# Aim of the exercise:
Quote the full listing word for word.

# Supplied records:
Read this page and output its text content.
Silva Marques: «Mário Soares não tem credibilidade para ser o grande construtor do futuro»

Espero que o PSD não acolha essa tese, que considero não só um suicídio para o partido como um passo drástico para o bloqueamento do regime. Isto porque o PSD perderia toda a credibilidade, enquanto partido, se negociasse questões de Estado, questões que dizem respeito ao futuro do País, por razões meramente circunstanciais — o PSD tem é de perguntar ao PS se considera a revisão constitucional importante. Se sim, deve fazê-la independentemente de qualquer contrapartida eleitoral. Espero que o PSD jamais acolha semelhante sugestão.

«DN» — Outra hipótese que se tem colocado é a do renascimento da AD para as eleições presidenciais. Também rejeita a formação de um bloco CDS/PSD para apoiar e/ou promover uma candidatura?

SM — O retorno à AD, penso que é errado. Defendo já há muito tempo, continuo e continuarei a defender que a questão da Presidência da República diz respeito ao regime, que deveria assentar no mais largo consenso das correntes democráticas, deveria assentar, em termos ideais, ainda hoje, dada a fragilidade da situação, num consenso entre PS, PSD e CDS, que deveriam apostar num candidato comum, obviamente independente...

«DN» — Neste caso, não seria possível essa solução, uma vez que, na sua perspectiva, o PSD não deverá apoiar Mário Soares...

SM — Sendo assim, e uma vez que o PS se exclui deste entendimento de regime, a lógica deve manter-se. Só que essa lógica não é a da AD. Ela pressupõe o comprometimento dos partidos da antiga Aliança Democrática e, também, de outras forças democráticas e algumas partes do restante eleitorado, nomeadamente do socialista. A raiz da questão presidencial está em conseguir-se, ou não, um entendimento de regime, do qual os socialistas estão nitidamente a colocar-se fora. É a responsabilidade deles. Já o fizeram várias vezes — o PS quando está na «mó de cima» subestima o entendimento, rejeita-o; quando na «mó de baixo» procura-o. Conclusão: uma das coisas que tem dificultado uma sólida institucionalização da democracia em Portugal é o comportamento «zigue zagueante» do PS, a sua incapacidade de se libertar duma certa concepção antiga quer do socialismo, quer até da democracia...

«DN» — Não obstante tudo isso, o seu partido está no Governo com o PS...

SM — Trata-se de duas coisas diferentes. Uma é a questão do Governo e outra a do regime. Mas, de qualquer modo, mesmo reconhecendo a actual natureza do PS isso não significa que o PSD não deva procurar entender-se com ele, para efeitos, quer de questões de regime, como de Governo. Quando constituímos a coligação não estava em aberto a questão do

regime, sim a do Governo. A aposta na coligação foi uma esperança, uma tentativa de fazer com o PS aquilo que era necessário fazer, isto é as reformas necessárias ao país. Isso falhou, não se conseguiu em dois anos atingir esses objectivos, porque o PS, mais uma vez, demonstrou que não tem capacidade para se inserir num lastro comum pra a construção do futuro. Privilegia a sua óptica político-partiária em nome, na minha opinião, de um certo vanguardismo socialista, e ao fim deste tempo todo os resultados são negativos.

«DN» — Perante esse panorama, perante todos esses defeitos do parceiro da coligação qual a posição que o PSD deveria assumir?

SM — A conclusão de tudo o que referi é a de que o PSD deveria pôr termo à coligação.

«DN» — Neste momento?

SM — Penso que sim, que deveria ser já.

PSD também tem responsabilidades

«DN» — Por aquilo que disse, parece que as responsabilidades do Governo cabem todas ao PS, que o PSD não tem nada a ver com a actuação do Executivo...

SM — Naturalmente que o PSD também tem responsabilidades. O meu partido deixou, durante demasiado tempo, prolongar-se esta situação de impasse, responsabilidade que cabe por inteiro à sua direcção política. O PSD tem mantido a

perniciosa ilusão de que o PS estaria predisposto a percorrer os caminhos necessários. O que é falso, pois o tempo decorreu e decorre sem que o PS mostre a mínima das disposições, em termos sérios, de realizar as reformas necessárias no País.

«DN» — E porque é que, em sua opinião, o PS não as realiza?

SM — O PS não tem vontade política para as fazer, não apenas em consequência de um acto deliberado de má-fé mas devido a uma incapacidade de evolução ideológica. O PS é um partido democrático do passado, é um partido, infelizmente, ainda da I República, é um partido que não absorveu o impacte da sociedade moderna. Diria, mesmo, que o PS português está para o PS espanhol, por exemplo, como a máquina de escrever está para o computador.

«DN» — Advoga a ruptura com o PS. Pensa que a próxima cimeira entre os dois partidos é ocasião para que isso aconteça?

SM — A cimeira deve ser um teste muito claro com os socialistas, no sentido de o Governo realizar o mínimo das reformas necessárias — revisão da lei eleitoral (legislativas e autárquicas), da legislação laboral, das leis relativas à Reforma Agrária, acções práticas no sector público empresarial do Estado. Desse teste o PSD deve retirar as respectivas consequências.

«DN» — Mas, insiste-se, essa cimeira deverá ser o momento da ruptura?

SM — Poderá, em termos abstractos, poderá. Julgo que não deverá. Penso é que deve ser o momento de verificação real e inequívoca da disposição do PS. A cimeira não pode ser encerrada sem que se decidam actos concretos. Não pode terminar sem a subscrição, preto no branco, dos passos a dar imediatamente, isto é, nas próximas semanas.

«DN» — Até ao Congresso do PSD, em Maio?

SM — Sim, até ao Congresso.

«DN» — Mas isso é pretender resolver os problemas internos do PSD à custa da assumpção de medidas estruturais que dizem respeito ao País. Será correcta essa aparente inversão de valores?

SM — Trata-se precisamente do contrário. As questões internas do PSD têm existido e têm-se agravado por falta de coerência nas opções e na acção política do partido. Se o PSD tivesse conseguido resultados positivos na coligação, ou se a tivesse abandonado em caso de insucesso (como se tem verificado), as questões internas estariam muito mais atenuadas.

# Result for this exercise:
Read this page and output its text content.
Silva Marques: «Mário Soares não tem credibilidade para ser o grande construtor do futuro»

Espero que o PSD não acolha essa tese, que considero não só um suicídio para o partido como um passo drástico para o bloqueamento do regime. Isto porque o PSD perderia toda a credibilidade, enquanto partido, se negociasse questões de Estado, questões que dizem respeito ao futuro do País, por razões meramente circunstanciais — o PSD tem é de perguntar ao PS se considera a revisão constitucional importante. Se sim, deve fazê-la independentemente de qualquer contrapartida eleitoral. Espero que o PSD jamais acolha semelhante sugestão.

«DN» — Outra hipótese que se tem colocado é a do renascimento da AD para as eleições presidenciais. Também rejeita a formação de um bloco CDS/PSD para apoiar e/ou promover uma candidatura?

SM — O retorno à AD, penso que é errado. Defendo já há muito tempo, continuo e continuarei a defender que a questão da Presidência da República diz respeito ao regime, que deveria assentar no mais largo consenso das correntes democráticas, deveria assentar, em termos ideais, ainda hoje, dada a fragilidade da situação, num consenso entre PS, PSD e CDS, que deveriam apostar num candidato comum, obviamente independente...

«DN» — Neste caso, não seria possível essa solução, uma vez que, na sua perspectiva, o PSD não deverá apoiar Mário Soares...

SM — Sendo assim, e uma vez que o PS se exclui deste entendimento de regime, a lógica deve manter-se. Só que essa lógica não é a da AD. Ela pressupõe o comprometimento dos partidos da antiga Aliança Democrática e, também, de outras forças democráticas e algumas partes do restante eleitorado, nomeadamente do socialista. A raiz da questão presidencial está em conseguir-se, ou não, um entendimento de regime, do qual os socialistas estão nitidamente a colocar-se fora. É a responsabilidade deles. Já o fizeram várias vezes — o PS quando está na «mó de cima» subestima o entendimento, rejeita-o; quando na «mó de baixo» procura-o. Conclusão: uma das coisas que tem dificultado uma sólida institucionalização da democracia em Portugal é o comportamento «zigue zagueante» do PS, a sua incapacidade de se libertar duma certa concepção antiga quer do socialismo, quer até da democracia...

«DN» — Não obstante tudo isso, o seu partido está no Governo com o PS...

SM — Trata-se de duas coisas diferentes. Uma é a questão do Governo e outra a do regime. Mas, de qualquer modo, mesmo reconhecendo a actual natureza do PS isso não significa que o PSD não deva procurar entender-se com ele, para efeitos, quer de questões de regime, como de Governo. Quando constituímos a coligação não estava em aberto a questão do

regime, sim a do Governo. A aposta na coligação foi uma esperança, uma tentativa de fazer com o PS aquilo que era necessário fazer, isto é as reformas necessárias ao país. Isso falhou, não se conseguiu em dois anos atingir esses objectivos, porque o PS, mais uma vez, demonstrou que não tem capacidade para se inserir num lastro comum pra a construção do futuro. Privilegia a sua óptica político-partiária em nome, na minha opinião, de um certo vanguardismo socialista, e ao fim deste tempo todo os resultados são negativos.

«DN» — Perante esse panorama, perante todos esses defeitos do parceiro da coligação qual a posição que o PSD deveria assumir?

SM — A conclusão de tudo o que referi é a de que o PSD deveria pôr termo à coligação.

«DN» — Neste momento?

SM — Penso que sim, que deveria ser já.

PSD também tem responsabilidades

«DN» — Por aquilo que disse, parece que as responsabilidades do Governo cabem todas ao PS, que o PSD não tem nada a ver com a actuação do Executivo...

SM — Naturalmente que o PSD também tem responsabilidades. O meu partido deixou, durante demasiado tempo, prolongar-se esta situação de impasse, responsabilidade que cabe por inteiro à sua direcção política. O PSD tem mantido a

perniciosa ilusão de que o PS estaria predisposto a percorrer os caminhos necessários. O que é falso, pois o tempo decorreu e decorre sem que o PS mostre a mínima das disposições, em termos sérios, de realizar as reformas necessárias no País.

«DN» — E porque é que, em sua opinião, o PS não as realiza?

SM — O PS não tem vontade política para as fazer, não apenas em consequência de um acto deliberado de má-fé mas devido a uma incapacidade de evolução ideológica. O PS é um partido democrático do passado, é um partido, infelizmente, ainda da I República, é um partido que não absorveu o impacte da sociedade moderna. Diria, mesmo, que o PS português está para o PS espanhol, por exemplo, como a máquina de escrever está para o computador.

«DN» — Advoga a ruptura com o PS. Pensa que a próxima cimeira entre os dois partidos é ocasião para que isso aconteça?

SM — A cimeira deve ser um teste muito claro com os socialistas, no sentido de o Governo realizar o mínimo das reformas necessárias — revisão da lei eleitoral (legislativas e autárquicas), da legislação laboral, das leis relativas à Reforma Agrária, acções práticas no sector público empresarial do Estado. Desse teste o PSD deve retirar as respectivas consequências.

«DN» — Mas, insiste-se, essa cimeira deverá ser o momento da ruptura?

SM — Poderá, em termos abstractos, poderá. Julgo que não deverá. Penso é que deve ser o momento de verificação real e inequívoca da disposição do PS. A cimeira não pode ser encerrada sem que se decidam actos concretos. Não pode terminar sem a subscrição, preto no branco, dos passos a dar imediatamente, isto é, nas próximas semanas.

«DN» — Até ao Congresso do PSD, em Maio?

SM — Sim, até ao Congresso.

«DN» — Mas isso é pretender resolver os problemas internos do PSD à custa da assumpção de medidas estruturais que dizem respeito ao País. Será correcta essa aparente inversão de valores?

SM — Trata-se precisamente do contrário. As questões internas do PSD têm existido e têm-se agravado por falta de coerência nas opções e na acção política do partido. Se o PSD tivesse conseguido resultados positivos na coligação, ou se a tivesse abandonado em caso de insucesso (como se tem verificado), as questões internas estariam muito mais atenuadas.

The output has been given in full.